=== EXTRAIT FOURNI ===
Interview de Dominique Planchenault, Inspecteur général de la santé publique vétérinaire, auteur du rapport « Les biotechnologies et les nouvelles variétés végétales » publié en février 2012.
Interview de Charles Pinet.
Quels sont les risques potentiels de l'utilisation des OGM dans l'alimentation et dans le milieu naturel ?
Il est difficile de parler des risques. Initialement, les risques étaient de transmettre des gènes d’allergie par l'alimentation et d'avoir un potentiel de développement plus fort d'une espèce transgénique qu’une espèce normale. Actuellement, les risques d'allergie sont quasiment nuls, en tout cas pas plus significatifs que les risques allergiques actuellement étiquetés. Les gènes marqueurs qui pouvaient présenter un phénomène d'allergie ne sont plus utilisés. Concernant le risque de développer des tumeurs, en approche scientifique, le risque n’est jamais nul: tout aliment peut présenter des risques de tumeurs ou de cancers. En approche idéologique, le risque est tellement faible que je serai capable d’affirmer à la radio qu’il est nul. Avec plus 10 ans de recul, on a constaté ne pas avoir la moindre apparition spontanée de tumeurs.
La France est-elle le seul pays au monde où le débat sur les OGM est aussi vif ou passionnel ? Quelles en sont les raisons ?
Le débat existe aussi en Allemagne, mais il vrai que la France est le pays où il est le plus vif. Cela résulte à mon avis de l'histoire des OGM et d'un concours de circonstances : les OGM sont sortis en même temps que les affaires de la « vache folle » et du sang contaminé. Cela a conduit à une perte de confiance en la science (dans le cas du sang contaminé) et dans les techniques d’élevage (dans le cas de la vache folle). De plus, les OGM n'étaient pas au point il y a dix ans, car on n'était pas sur du gène transmis. En revanche, maintenant, on arrive à avoir une connaissance très fiable du gène transmis et une connaissance beaucoup plus précise de l'endroit où il est positionné, même si cela n'est pas encore parfait. Le débat est important, il doit continuer et la France est en avance sur la discussion, mais pas assez en avance sur les biotechnologies.
=== ENREGISTREMENTS EXTRAITS ===
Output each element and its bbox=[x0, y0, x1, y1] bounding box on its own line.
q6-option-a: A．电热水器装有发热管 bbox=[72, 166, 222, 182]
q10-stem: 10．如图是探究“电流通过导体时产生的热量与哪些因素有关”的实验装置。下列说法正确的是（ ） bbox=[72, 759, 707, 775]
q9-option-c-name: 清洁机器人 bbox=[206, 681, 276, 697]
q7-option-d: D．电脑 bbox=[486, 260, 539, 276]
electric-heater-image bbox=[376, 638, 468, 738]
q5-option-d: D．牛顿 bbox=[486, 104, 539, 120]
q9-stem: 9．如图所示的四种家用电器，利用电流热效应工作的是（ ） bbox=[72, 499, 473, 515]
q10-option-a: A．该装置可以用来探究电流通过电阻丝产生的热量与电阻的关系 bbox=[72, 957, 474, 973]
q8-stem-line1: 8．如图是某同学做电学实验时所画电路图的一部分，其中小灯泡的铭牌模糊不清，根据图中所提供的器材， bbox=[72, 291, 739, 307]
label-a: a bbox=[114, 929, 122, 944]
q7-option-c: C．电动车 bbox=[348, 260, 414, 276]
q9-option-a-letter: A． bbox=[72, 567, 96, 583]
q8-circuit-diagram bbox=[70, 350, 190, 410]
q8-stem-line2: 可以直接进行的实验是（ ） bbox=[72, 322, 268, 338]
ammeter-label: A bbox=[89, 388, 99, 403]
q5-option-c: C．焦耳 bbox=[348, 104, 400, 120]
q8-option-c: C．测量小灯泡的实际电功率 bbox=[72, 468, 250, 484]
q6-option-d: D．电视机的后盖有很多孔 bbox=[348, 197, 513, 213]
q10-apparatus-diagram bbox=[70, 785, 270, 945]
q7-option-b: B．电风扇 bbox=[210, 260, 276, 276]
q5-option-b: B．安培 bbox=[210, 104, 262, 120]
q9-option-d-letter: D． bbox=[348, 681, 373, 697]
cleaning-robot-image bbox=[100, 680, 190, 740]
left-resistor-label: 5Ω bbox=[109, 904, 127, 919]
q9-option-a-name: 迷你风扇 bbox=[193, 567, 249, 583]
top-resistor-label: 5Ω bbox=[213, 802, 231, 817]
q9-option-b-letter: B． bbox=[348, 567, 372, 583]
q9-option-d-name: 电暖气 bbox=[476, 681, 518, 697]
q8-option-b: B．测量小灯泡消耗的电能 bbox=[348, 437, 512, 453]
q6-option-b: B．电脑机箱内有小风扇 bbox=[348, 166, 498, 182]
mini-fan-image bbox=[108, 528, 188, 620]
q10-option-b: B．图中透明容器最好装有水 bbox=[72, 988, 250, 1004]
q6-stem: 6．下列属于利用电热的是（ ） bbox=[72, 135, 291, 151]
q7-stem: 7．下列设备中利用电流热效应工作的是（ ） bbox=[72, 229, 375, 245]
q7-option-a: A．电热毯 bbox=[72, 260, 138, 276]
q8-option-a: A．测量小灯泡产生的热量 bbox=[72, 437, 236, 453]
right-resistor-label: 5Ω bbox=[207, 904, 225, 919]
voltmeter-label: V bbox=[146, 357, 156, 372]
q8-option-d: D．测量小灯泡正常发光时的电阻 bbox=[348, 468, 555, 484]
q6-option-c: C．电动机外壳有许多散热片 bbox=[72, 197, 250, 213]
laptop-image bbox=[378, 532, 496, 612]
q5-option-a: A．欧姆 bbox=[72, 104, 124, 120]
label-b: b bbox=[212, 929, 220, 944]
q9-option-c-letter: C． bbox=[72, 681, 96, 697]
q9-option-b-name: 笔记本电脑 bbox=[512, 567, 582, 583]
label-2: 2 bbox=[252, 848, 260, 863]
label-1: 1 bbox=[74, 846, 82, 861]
===
**CONSIGNE DE TRAVAIL A**
Modifiez un passage de l'interview sur les OGM : recopiez-le de « Interview de Dominique » à « de Charles Pinet. », en remplaçant « rapport » par « document ».
**CONSIGNE DE TRAVAIL B**
Répondez brièvement à ces questions sur l'interview consacrée aux OGM :
(i) En quel mois et en quelle année le rapport de Dominique Planchenault a-t-il été publié ?
(ii) Dans quel autre pays que la France le débat sur les OGM existe-t-il aussi ?
(iii) Quelles deux affaires sont sorties en même temps que les OGM ?
**CONSIGNE DE TRAVAIL C**
Poursuivez l'interview sur les OGM à partir de la dernière réponse.

**RÉPONSE RÉDIGÉE A**
Interview de Dominique Planchenault, Inspecteur général de la santé publique vétérinaire, auteur du document « Les biotechnologies et les nouvelles variétés végétales » publié en février 2012.
Interview de Charles Pinet.

**RÉPONSE RÉDIGÉE B**
(i) En février 2012.
(ii) En Allemagne.
(iii) L'affaire de la « vache folle » et celle du sang contaminé.

**RÉPONSE RÉDIGÉE C**
Au vu de l’évolution des besoins alimentaires du monde d'ici 2050, les OGM sont-ils la seule réponse crédible ?
Les OGM ne sont pas la seule technique disponible pour augmenter la production. Il faudra améliorer les façons de planter et de cultiver. Il y a des contraintes de production et environnementale et cette dernière est nouvelle. Dans le passé, il a été préjudiciable d'avoir un même industriel fabriquant les pesticides et les semences OGM. Concernant les nouvelles variétés, on va vers de nouveaux plants résistant à la chaleur, ou moins gourmand en eau (deux fois moins) ou en engrais (phosphore, azote..). L’évolution passera par une semence de mieux en mieux adaptée au terrain où elle pousse. Et pour cela, il faudra modifier directement le gène sans passer nécessairement la transgenèse.
A long terme, les OGM ne vont-ils pas subir le sort de l'énergie nucléaire, à savoir une technologie prometteuse devenue de moins en moins acceptable par le public ?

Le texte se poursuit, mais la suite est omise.